» **GIVEN EXERCISE**
Write out all the entries word for word, but skip any images.

» **DATA PROVIDED**
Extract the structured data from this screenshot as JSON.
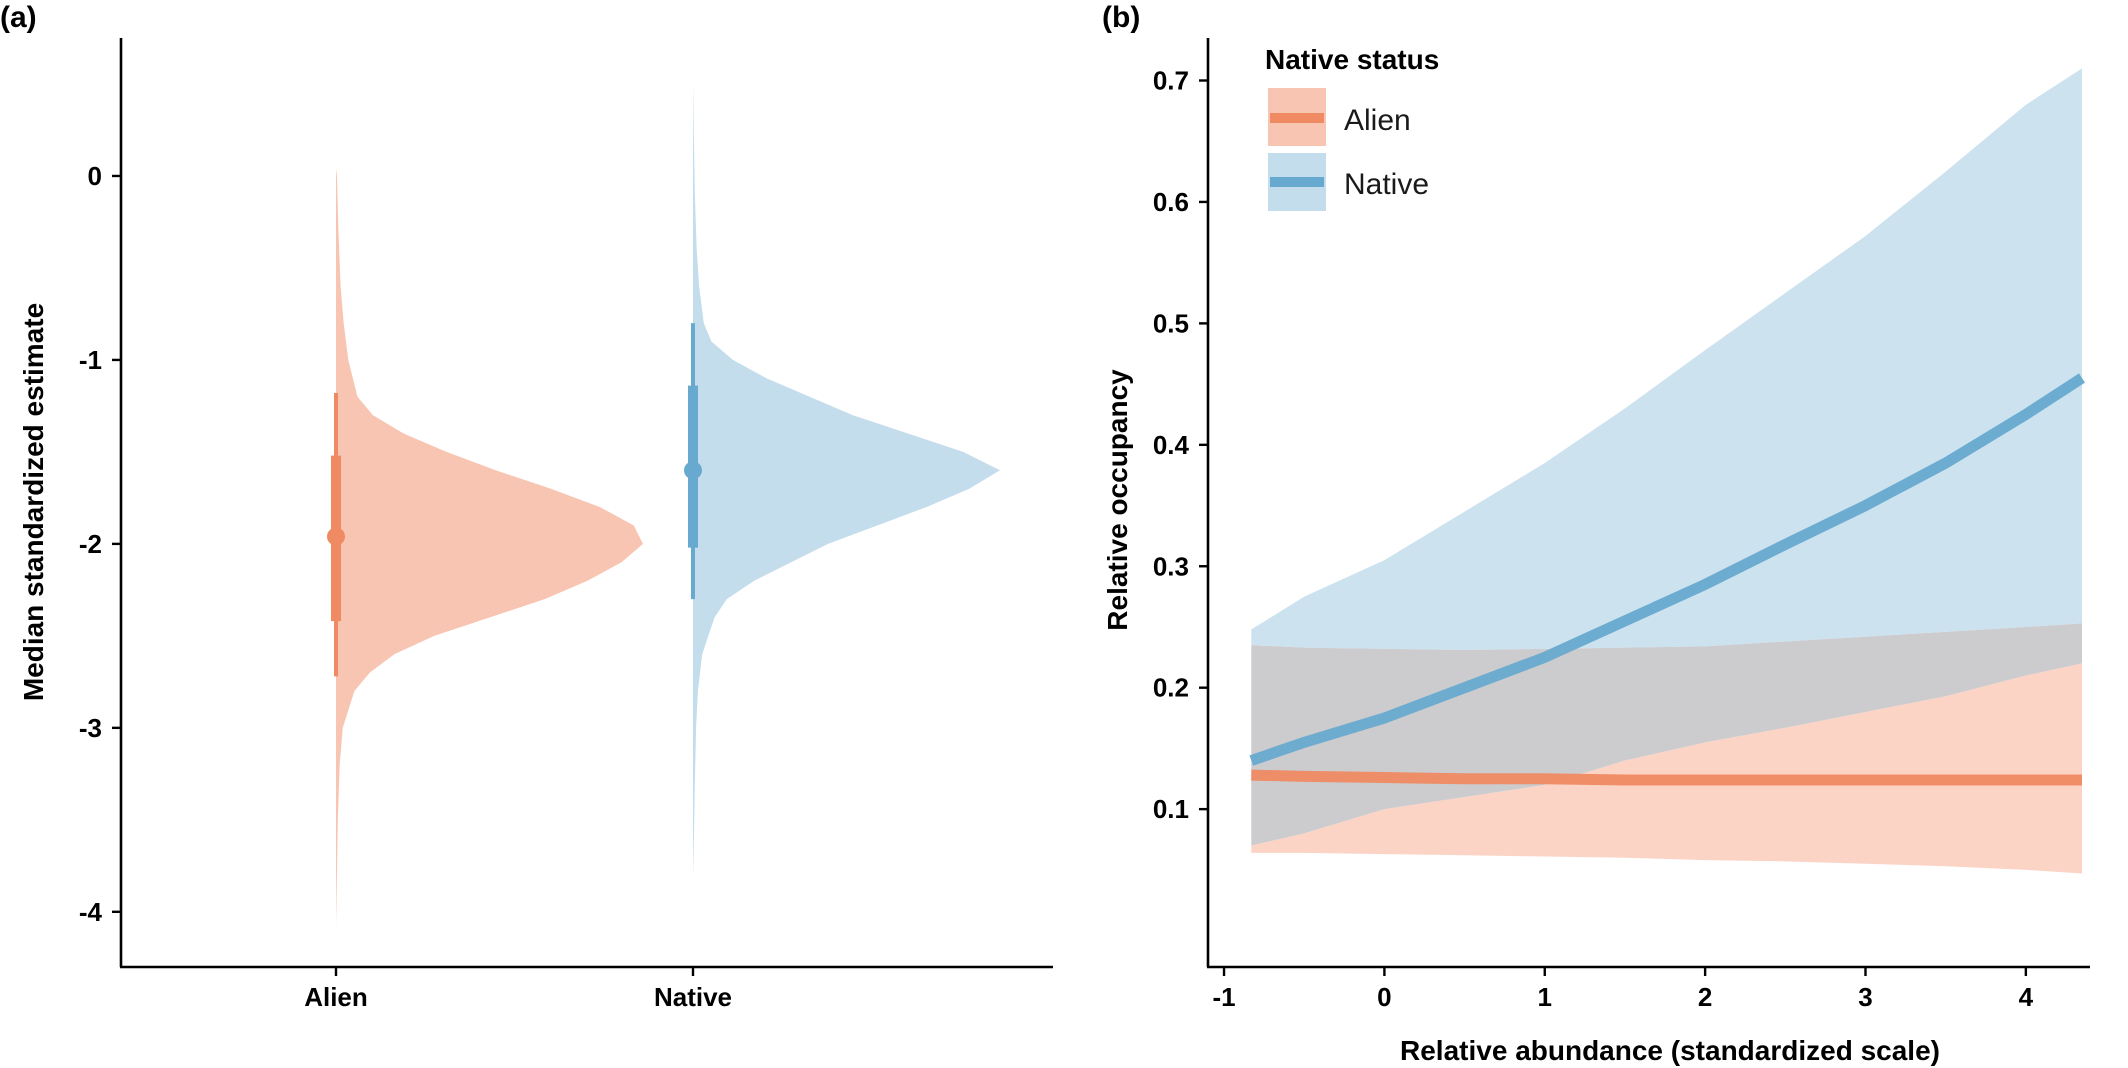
{
  "colors": {
    "alien": "#ef8a62",
    "alien_fill": "#f9c5b3",
    "native": "#67a9cf",
    "native_fill": "#c4ddec",
    "overlap": "#c9c9cc"
  },
  "chart_data": [
    {
      "panel": "(a)",
      "type": "violin",
      "xlabel": "",
      "ylabel": "Median standardized estimate",
      "ylim": [
        -4.3,
        0.75
      ],
      "yticks": [
        0,
        -1,
        -2,
        -3,
        -4
      ],
      "ytick_labels": [
        "0",
        "-1",
        "-2",
        "-3",
        "-4"
      ],
      "categories": [
        "Alien",
        "Native"
      ],
      "series": [
        {
          "name": "Alien",
          "median": -1.96,
          "interval_66": [
            -2.42,
            -1.52
          ],
          "interval_95": [
            -2.72,
            -1.18
          ],
          "range": [
            -4.08,
            0.04
          ],
          "density": [
            [
              -4.08,
              0.0
            ],
            [
              -3.8,
              0.003
            ],
            [
              -3.5,
              0.006
            ],
            [
              -3.2,
              0.012
            ],
            [
              -3.0,
              0.022
            ],
            [
              -2.8,
              0.06
            ],
            [
              -2.7,
              0.11
            ],
            [
              -2.6,
              0.19
            ],
            [
              -2.5,
              0.32
            ],
            [
              -2.4,
              0.5
            ],
            [
              -2.3,
              0.68
            ],
            [
              -2.2,
              0.82
            ],
            [
              -2.1,
              0.93
            ],
            [
              -2.0,
              1.0
            ],
            [
              -1.9,
              0.97
            ],
            [
              -1.8,
              0.86
            ],
            [
              -1.7,
              0.7
            ],
            [
              -1.6,
              0.52
            ],
            [
              -1.5,
              0.36
            ],
            [
              -1.4,
              0.22
            ],
            [
              -1.3,
              0.12
            ],
            [
              -1.2,
              0.07
            ],
            [
              -1.0,
              0.04
            ],
            [
              -0.8,
              0.025
            ],
            [
              -0.6,
              0.015
            ],
            [
              -0.3,
              0.008
            ],
            [
              0.0,
              0.003
            ],
            [
              0.04,
              0.0
            ]
          ]
        },
        {
          "name": "Native",
          "median": -1.6,
          "interval_66": [
            -2.02,
            -1.14
          ],
          "interval_95": [
            -2.3,
            -0.8
          ],
          "range": [
            -3.82,
            0.52
          ],
          "density": [
            [
              -3.82,
              0.0
            ],
            [
              -3.6,
              0.003
            ],
            [
              -3.3,
              0.006
            ],
            [
              -3.0,
              0.01
            ],
            [
              -2.8,
              0.016
            ],
            [
              -2.6,
              0.03
            ],
            [
              -2.4,
              0.07
            ],
            [
              -2.3,
              0.11
            ],
            [
              -2.2,
              0.2
            ],
            [
              -2.1,
              0.32
            ],
            [
              -2.0,
              0.44
            ],
            [
              -1.9,
              0.6
            ],
            [
              -1.8,
              0.76
            ],
            [
              -1.7,
              0.9
            ],
            [
              -1.6,
              1.0
            ],
            [
              -1.5,
              0.88
            ],
            [
              -1.4,
              0.7
            ],
            [
              -1.3,
              0.52
            ],
            [
              -1.2,
              0.38
            ],
            [
              -1.1,
              0.24
            ],
            [
              -1.0,
              0.13
            ],
            [
              -0.9,
              0.06
            ],
            [
              -0.8,
              0.035
            ],
            [
              -0.6,
              0.02
            ],
            [
              -0.4,
              0.012
            ],
            [
              -0.1,
              0.006
            ],
            [
              0.2,
              0.003
            ],
            [
              0.52,
              0.0
            ]
          ]
        }
      ]
    },
    {
      "panel": "(b)",
      "type": "line",
      "xlabel": "Relative abundance (standardized scale)",
      "ylabel": "Relative occupancy",
      "xlim": [
        -1.1,
        4.4
      ],
      "ylim": [
        -0.03,
        0.735
      ],
      "xticks": [
        -1,
        0,
        1,
        2,
        3,
        4
      ],
      "xtick_labels": [
        "-1",
        "0",
        "1",
        "2",
        "3",
        "4"
      ],
      "yticks": [
        0.1,
        0.2,
        0.3,
        0.4,
        0.5,
        0.6,
        0.7
      ],
      "ytick_labels": [
        "0.1",
        "0.2",
        "0.3",
        "0.4",
        "0.5",
        "0.6",
        "0.7"
      ],
      "legend": {
        "title": "Native status",
        "position": "top-left",
        "entries": [
          "Alien",
          "Native"
        ]
      },
      "x": [
        -0.83,
        -0.5,
        0,
        0.5,
        1,
        1.5,
        2,
        2.5,
        3,
        3.5,
        4,
        4.35
      ],
      "series": [
        {
          "name": "Alien",
          "y": [
            0.128,
            0.127,
            0.126,
            0.125,
            0.125,
            0.124,
            0.124,
            0.124,
            0.124,
            0.124,
            0.124,
            0.124
          ],
          "lower": [
            0.064,
            0.064,
            0.063,
            0.062,
            0.061,
            0.06,
            0.058,
            0.057,
            0.055,
            0.053,
            0.05,
            0.047
          ],
          "upper": [
            0.07,
            0.08,
            0.1,
            0.11,
            0.12,
            0.14,
            0.155,
            0.167,
            0.18,
            0.193,
            0.21,
            0.22
          ]
        },
        {
          "name": "Native",
          "y": [
            0.14,
            0.155,
            0.175,
            0.2,
            0.225,
            0.255,
            0.285,
            0.318,
            0.35,
            0.385,
            0.425,
            0.455
          ],
          "lower": [
            0.235,
            0.233,
            0.232,
            0.231,
            0.232,
            0.233,
            0.234,
            0.238,
            0.242,
            0.246,
            0.25,
            0.253
          ],
          "upper": [
            0.248,
            0.275,
            0.305,
            0.345,
            0.385,
            0.43,
            0.478,
            0.525,
            0.572,
            0.625,
            0.68,
            0.71
          ]
        }
      ]
    }
  ]
}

» **SOLVED PROBLEM**
Extract the structured data from this screenshot as JSON.
{
  "colors": {
    "alien": "#ef8a62",
    "alien_fill": "#f9c5b3",
    "native": "#67a9cf",
    "native_fill": "#c4ddec",
    "overlap": "#c9c9cc"
  },
  "chart_data": [
    {
      "panel": "(a)",
      "type": "violin",
      "xlabel": "",
      "ylabel": "Median standardized estimate",
      "ylim": [
        -4.3,
        0.75
      ],
      "yticks": [
        0,
        -1,
        -2,
        -3,
        -4
      ],
      "ytick_labels": [
        "0",
        "-1",
        "-2",
        "-3",
        "-4"
      ],
      "categories": [
        "Alien",
        "Native"
      ],
      "series": [
        {
          "name": "Alien",
          "median": -1.96,
          "interval_66": [
            -2.42,
            -1.52
          ],
          "interval_95": [
            -2.72,
            -1.18
          ],
          "range": [
            -4.08,
            0.04
          ],
          "density": [
            [
              -4.08,
              0.0
            ],
            [
              -3.8,
              0.003
            ],
            [
              -3.5,
              0.006
            ],
            [
              -3.2,
              0.012
            ],
            [
              -3.0,
              0.022
            ],
            [
              -2.8,
              0.06
            ],
            [
              -2.7,
              0.11
            ],
            [
              -2.6,
              0.19
            ],
            [
              -2.5,
              0.32
            ],
            [
              -2.4,
              0.5
            ],
            [
              -2.3,
              0.68
            ],
            [
              -2.2,
              0.82
            ],
            [
              -2.1,
              0.93
            ],
            [
              -2.0,
              1.0
            ],
            [
              -1.9,
              0.97
            ],
            [
              -1.8,
              0.86
            ],
            [
              -1.7,
              0.7
            ],
            [
              -1.6,
              0.52
            ],
            [
              -1.5,
              0.36
            ],
            [
              -1.4,
              0.22
            ],
            [
              -1.3,
              0.12
            ],
            [
              -1.2,
              0.07
            ],
            [
              -1.0,
              0.04
            ],
            [
              -0.8,
              0.025
            ],
            [
              -0.6,
              0.015
            ],
            [
              -0.3,
              0.008
            ],
            [
              0.0,
              0.003
            ],
            [
              0.04,
              0.0
            ]
          ]
        },
        {
          "name": "Native",
          "median": -1.6,
          "interval_66": [
            -2.02,
            -1.14
          ],
          "interval_95": [
            -2.3,
            -0.8
          ],
          "range": [
            -3.82,
            0.52
          ],
          "density": [
            [
              -3.82,
              0.0
            ],
            [
              -3.6,
              0.003
            ],
            [
              -3.3,
              0.006
            ],
            [
              -3.0,
              0.01
            ],
            [
              -2.8,
              0.016
            ],
            [
              -2.6,
              0.03
            ],
            [
              -2.4,
              0.07
            ],
            [
              -2.3,
              0.11
            ],
            [
              -2.2,
              0.2
            ],
            [
              -2.1,
              0.32
            ],
            [
              -2.0,
              0.44
            ],
            [
              -1.9,
              0.6
            ],
            [
              -1.8,
              0.76
            ],
            [
              -1.7,
              0.9
            ],
            [
              -1.6,
              1.0
            ],
            [
              -1.5,
              0.88
            ],
            [
              -1.4,
              0.7
            ],
            [
              -1.3,
              0.52
            ],
            [
              -1.2,
              0.38
            ],
            [
              -1.1,
              0.24
            ],
            [
              -1.0,
              0.13
            ],
            [
              -0.9,
              0.06
            ],
            [
              -0.8,
              0.035
            ],
            [
              -0.6,
              0.02
            ],
            [
              -0.4,
              0.012
            ],
            [
              -0.1,
              0.006
            ],
            [
              0.2,
              0.003
            ],
            [
              0.52,
              0.0
            ]
          ]
        }
      ]
    },
    {
      "panel": "(b)",
      "type": "line",
      "xlabel": "Relative abundance (standardized scale)",
      "ylabel": "Relative occupancy",
      "xlim": [
        -1.1,
        4.4
      ],
      "ylim": [
        -0.03,
        0.735
      ],
      "xticks": [
        -1,
        0,
        1,
        2,
        3,
        4
      ],
      "xtick_labels": [
        "-1",
        "0",
        "1",
        "2",
        "3",
        "4"
      ],
      "yticks": [
        0.1,
        0.2,
        0.3,
        0.4,
        0.5,
        0.6,
        0.7
      ],
      "ytick_labels": [
        "0.1",
        "0.2",
        "0.3",
        "0.4",
        "0.5",
        "0.6",
        "0.7"
      ],
      "legend": {
        "title": "Native status",
        "position": "top-left",
        "entries": [
          "Alien",
          "Native"
        ]
      },
      "x": [
        -0.83,
        -0.5,
        0,
        0.5,
        1,
        1.5,
        2,
        2.5,
        3,
        3.5,
        4,
        4.35
      ],
      "series": [
        {
          "name": "Alien",
          "y": [
            0.128,
            0.127,
            0.126,
            0.125,
            0.125,
            0.124,
            0.124,
            0.124,
            0.124,
            0.124,
            0.124,
            0.124
          ],
          "lower": [
            0.064,
            0.064,
            0.063,
            0.062,
            0.061,
            0.06,
            0.058,
            0.057,
            0.055,
            0.053,
            0.05,
            0.047
          ],
          "upper": [
            0.07,
            0.08,
            0.1,
            0.11,
            0.12,
            0.14,
            0.155,
            0.167,
            0.18,
            0.193,
            0.21,
            0.22
          ]
        },
        {
          "name": "Native",
          "y": [
            0.14,
            0.155,
            0.175,
            0.2,
            0.225,
            0.255,
            0.285,
            0.318,
            0.35,
            0.385,
            0.425,
            0.455
          ],
          "lower": [
            0.235,
            0.233,
            0.232,
            0.231,
            0.232,
            0.233,
            0.234,
            0.238,
            0.242,
            0.246,
            0.25,
            0.253
          ],
          "upper": [
            0.248,
            0.275,
            0.305,
            0.345,
            0.385,
            0.43,
            0.478,
            0.525,
            0.572,
            0.625,
            0.68,
            0.71
          ]
        }
      ]
    }
  ]
}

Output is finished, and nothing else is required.